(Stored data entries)
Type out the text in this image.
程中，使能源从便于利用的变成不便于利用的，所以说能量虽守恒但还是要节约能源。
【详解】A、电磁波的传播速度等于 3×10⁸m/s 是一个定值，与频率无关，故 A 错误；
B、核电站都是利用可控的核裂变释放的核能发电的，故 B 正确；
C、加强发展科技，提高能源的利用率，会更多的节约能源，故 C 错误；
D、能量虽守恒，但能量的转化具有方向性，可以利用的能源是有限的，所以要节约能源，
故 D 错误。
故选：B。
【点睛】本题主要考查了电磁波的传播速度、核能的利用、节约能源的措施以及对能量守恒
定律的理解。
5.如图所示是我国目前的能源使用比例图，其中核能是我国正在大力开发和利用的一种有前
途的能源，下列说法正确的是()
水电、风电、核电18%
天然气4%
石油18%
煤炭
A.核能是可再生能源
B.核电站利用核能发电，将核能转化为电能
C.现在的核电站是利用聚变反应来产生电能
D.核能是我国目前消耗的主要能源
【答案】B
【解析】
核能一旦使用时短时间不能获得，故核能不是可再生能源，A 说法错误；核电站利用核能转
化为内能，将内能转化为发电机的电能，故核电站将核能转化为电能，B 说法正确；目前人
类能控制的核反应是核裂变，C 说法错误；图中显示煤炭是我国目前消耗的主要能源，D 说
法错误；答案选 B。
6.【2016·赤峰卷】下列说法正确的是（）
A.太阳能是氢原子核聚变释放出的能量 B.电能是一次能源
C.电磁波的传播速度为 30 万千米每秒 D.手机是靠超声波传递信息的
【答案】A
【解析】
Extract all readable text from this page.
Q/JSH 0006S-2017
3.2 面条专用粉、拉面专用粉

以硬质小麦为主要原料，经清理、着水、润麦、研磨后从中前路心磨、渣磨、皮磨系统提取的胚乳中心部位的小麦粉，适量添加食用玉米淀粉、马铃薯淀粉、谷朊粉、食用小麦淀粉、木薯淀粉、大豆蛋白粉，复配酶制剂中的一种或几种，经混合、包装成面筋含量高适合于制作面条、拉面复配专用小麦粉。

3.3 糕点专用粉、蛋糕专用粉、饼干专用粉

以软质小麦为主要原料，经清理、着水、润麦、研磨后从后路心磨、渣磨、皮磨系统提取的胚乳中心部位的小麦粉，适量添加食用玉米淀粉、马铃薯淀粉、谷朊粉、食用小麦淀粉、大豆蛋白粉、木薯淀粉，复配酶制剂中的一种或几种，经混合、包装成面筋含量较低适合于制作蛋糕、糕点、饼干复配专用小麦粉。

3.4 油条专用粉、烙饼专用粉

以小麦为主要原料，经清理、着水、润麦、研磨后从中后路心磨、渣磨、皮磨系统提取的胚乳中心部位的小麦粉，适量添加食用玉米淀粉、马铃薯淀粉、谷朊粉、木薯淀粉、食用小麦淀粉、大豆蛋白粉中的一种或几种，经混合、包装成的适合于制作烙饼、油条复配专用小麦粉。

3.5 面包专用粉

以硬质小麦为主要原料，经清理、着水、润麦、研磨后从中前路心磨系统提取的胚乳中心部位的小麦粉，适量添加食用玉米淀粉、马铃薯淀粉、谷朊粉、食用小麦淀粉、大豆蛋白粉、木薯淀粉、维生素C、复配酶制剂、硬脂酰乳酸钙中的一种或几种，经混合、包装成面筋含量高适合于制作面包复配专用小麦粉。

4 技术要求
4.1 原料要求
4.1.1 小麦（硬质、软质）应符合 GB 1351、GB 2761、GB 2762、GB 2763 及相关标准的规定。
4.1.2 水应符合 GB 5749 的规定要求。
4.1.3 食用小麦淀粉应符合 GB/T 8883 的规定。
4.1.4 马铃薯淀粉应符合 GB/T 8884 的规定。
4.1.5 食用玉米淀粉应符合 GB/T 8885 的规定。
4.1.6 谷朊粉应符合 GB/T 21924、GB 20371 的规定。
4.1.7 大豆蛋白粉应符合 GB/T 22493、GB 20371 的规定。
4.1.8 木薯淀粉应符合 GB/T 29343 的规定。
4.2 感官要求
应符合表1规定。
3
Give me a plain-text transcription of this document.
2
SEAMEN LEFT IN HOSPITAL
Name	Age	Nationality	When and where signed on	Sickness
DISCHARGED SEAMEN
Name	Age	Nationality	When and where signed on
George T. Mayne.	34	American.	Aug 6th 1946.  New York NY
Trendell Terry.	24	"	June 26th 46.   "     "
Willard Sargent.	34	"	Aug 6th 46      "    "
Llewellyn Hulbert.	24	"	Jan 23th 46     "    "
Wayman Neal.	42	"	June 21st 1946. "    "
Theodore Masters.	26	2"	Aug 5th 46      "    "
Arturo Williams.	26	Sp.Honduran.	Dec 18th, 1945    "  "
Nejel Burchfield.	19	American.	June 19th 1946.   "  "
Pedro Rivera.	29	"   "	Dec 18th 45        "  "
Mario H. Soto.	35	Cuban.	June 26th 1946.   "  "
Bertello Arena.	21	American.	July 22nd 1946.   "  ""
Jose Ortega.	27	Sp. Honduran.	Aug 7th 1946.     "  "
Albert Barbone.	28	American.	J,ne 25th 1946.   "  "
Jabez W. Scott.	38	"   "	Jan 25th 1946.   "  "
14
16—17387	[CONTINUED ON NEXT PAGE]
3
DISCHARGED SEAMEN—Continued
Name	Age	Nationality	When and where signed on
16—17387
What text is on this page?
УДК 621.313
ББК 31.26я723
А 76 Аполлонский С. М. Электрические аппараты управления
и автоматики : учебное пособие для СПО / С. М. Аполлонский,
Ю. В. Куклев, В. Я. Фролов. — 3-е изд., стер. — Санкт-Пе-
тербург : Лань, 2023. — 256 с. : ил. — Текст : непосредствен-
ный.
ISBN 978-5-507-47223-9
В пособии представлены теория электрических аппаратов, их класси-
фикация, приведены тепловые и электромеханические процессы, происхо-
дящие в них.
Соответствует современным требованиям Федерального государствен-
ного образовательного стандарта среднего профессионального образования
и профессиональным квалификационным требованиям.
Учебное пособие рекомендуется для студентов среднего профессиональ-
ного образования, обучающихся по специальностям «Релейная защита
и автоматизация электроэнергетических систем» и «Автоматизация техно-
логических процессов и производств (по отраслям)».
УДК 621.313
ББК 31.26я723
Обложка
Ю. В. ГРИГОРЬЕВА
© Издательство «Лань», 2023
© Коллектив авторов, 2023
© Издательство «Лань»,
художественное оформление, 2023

SET EXERCISE:
Each line of the material above either contains the word "Honduran" or does not; state how many do, and nothing else.

THE RESULT:
2